Direction →
Restate all of the entries exactly, dropping any pictures they hold.

Exercise input →
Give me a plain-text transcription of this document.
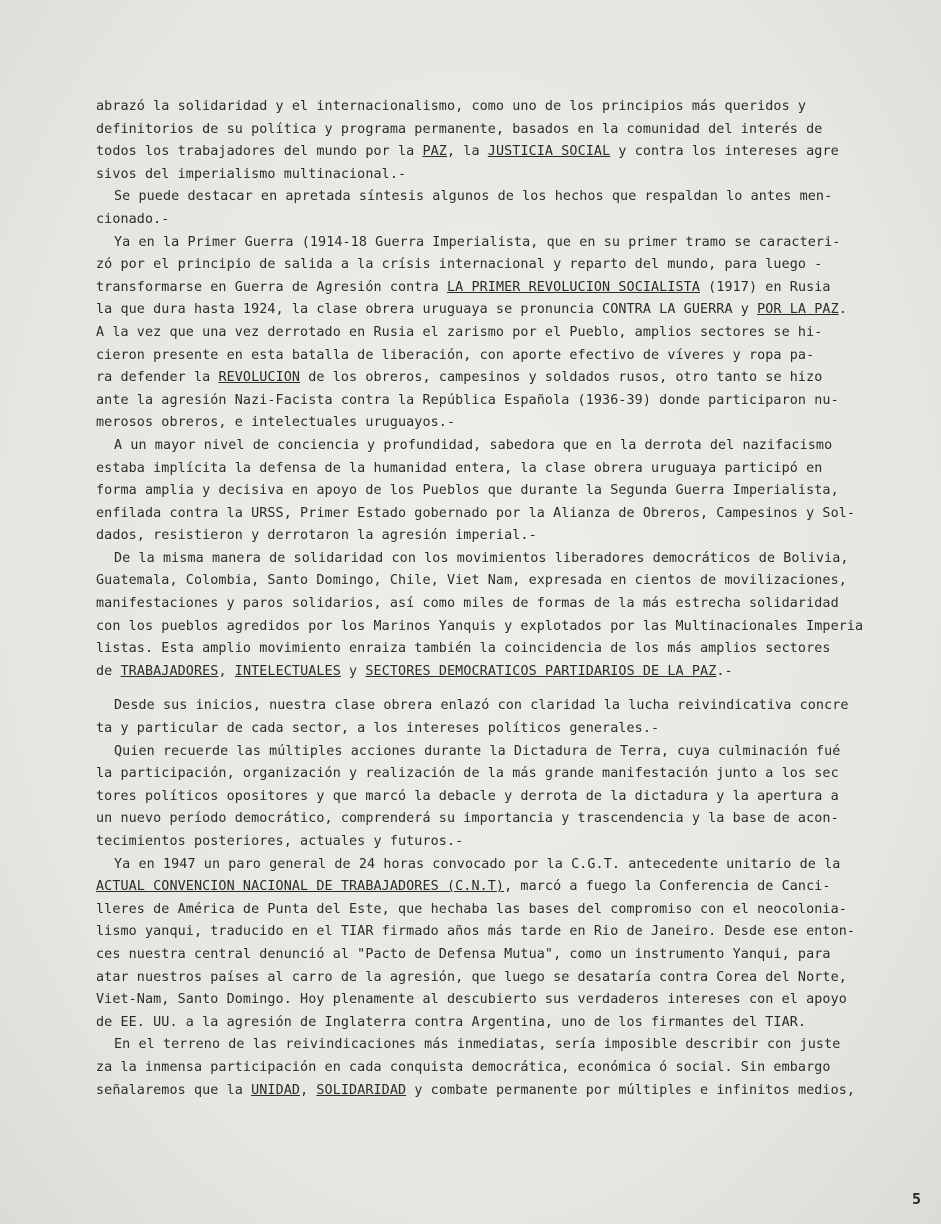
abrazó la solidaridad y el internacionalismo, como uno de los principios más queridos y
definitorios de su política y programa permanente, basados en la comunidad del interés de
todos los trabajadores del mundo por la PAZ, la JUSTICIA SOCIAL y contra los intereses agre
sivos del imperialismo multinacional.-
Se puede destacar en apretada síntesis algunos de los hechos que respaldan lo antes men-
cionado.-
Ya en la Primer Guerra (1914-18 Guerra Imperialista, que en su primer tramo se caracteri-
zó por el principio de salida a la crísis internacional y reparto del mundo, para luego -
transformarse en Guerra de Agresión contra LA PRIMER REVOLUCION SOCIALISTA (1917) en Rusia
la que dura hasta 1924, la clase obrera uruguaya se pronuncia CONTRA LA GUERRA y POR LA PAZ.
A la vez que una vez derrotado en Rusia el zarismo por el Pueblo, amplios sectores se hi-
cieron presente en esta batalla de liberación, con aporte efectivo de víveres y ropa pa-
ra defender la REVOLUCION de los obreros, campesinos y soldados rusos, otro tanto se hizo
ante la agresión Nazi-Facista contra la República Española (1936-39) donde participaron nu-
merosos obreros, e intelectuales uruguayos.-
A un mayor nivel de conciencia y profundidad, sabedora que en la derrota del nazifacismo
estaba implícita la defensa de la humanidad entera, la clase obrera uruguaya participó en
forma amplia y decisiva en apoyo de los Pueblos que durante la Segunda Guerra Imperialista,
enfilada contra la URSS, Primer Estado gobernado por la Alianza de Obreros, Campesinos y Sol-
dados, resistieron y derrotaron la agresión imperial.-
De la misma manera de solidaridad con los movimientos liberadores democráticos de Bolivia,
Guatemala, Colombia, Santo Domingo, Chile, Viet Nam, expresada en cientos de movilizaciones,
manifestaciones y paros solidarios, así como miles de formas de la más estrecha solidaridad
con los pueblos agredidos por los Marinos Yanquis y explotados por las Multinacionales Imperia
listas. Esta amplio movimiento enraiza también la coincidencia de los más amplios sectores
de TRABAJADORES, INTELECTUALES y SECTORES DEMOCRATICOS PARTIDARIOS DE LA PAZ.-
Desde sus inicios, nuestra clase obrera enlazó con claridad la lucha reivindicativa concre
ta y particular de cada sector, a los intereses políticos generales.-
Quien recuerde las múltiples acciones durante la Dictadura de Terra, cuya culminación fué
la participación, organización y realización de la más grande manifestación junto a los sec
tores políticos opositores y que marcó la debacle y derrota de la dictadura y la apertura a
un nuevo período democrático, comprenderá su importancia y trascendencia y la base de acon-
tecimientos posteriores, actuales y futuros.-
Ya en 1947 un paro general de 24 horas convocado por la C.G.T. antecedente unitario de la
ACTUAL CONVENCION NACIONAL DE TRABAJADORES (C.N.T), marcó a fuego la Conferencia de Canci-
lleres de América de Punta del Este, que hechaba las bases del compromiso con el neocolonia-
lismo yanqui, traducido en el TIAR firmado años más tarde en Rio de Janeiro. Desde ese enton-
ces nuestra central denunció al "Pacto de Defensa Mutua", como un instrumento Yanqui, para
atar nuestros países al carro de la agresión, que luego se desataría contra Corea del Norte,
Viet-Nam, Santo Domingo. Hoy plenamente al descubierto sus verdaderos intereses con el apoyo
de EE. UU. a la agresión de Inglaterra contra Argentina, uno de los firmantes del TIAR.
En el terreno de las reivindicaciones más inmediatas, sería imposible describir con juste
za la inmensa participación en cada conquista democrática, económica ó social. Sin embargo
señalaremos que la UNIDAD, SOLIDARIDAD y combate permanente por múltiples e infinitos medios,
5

Task answer →
Give me a plain-text transcription of this document.
abrazó la solidaridad y el internacionalismo, como uno de los principios más queridos y
definitorios de su política y programa permanente, basados en la comunidad del interés de
todos los trabajadores del mundo por la PAZ, la JUSTICIA SOCIAL y contra los intereses agre
sivos del imperialismo multinacional.-
Se puede destacar en apretada síntesis algunos de los hechos que respaldan lo antes men-
cionado.-
Ya en la Primer Guerra (1914-18 Guerra Imperialista, que en su primer tramo se caracteri-
zó por el principio de salida a la crísis internacional y reparto del mundo, para luego -
transformarse en Guerra de Agresión contra LA PRIMER REVOLUCION SOCIALISTA (1917) en Rusia
la que dura hasta 1924, la clase obrera uruguaya se pronuncia CONTRA LA GUERRA y POR LA PAZ.
A la vez que una vez derrotado en Rusia el zarismo por el Pueblo, amplios sectores se hi-
cieron presente en esta batalla de liberación, con aporte efectivo de víveres y ropa pa-
ra defender la REVOLUCION de los obreros, campesinos y soldados rusos, otro tanto se hizo
ante la agresión Nazi-Facista contra la República Española (1936-39) donde participaron nu-
merosos obreros, e intelectuales uruguayos.-
A un mayor nivel de conciencia y profundidad, sabedora que en la derrota del nazifacismo
estaba implícita la defensa de la humanidad entera, la clase obrera uruguaya participó en
forma amplia y decisiva en apoyo de los Pueblos que durante la Segunda Guerra Imperialista,
enfilada contra la URSS, Primer Estado gobernado por la Alianza de Obreros, Campesinos y Sol-
dados, resistieron y derrotaron la agresión imperial.-
De la misma manera de solidaridad con los movimientos liberadores democráticos de Bolivia,
Guatemala, Colombia, Santo Domingo, Chile, Viet Nam, expresada en cientos de movilizaciones,
manifestaciones y paros solidarios, así como miles de formas de la más estrecha solidaridad
con los pueblos agredidos por los Marinos Yanquis y explotados por las Multinacionales Imperia
listas. Esta amplio movimiento enraiza también la coincidencia de los más amplios sectores
de TRABAJADORES, INTELECTUALES y SECTORES DEMOCRATICOS PARTIDARIOS DE LA PAZ.-
Desde sus inicios, nuestra clase obrera enlazó con claridad la lucha reivindicativa concre
ta y particular de cada sector, a los intereses políticos generales.-
Quien recuerde las múltiples acciones durante la Dictadura de Terra, cuya culminación fué
la participación, organización y realización de la más grande manifestación junto a los sec
tores políticos opositores y que marcó la debacle y derrota de la dictadura y la apertura a
un nuevo período democrático, comprenderá su importancia y trascendencia y la base de acon-
tecimientos posteriores, actuales y futuros.-
Ya en 1947 un paro general de 24 horas convocado por la C.G.T. antecedente unitario de la
ACTUAL CONVENCION NACIONAL DE TRABAJADORES (C.N.T), marcó a fuego la Conferencia de Canci-
lleres de América de Punta del Este, que hechaba las bases del compromiso con el neocolonia-
lismo yanqui, traducido en el TIAR firmado años más tarde en Rio de Janeiro. Desde ese enton-
ces nuestra central denunció al "Pacto de Defensa Mutua", como un instrumento Yanqui, para
atar nuestros países al carro de la agresión, que luego se desataría contra Corea del Norte,
Viet-Nam, Santo Domingo. Hoy plenamente al descubierto sus verdaderos intereses con el apoyo
de EE. UU. a la agresión de Inglaterra contra Argentina, uno de los firmantes del TIAR.
En el terreno de las reivindicaciones más inmediatas, sería imposible describir con juste
za la inmensa participación en cada conquista democrática, económica ó social. Sin embargo
señalaremos que la UNIDAD, SOLIDARIDAD y combate permanente por múltiples e infinitos medios,
5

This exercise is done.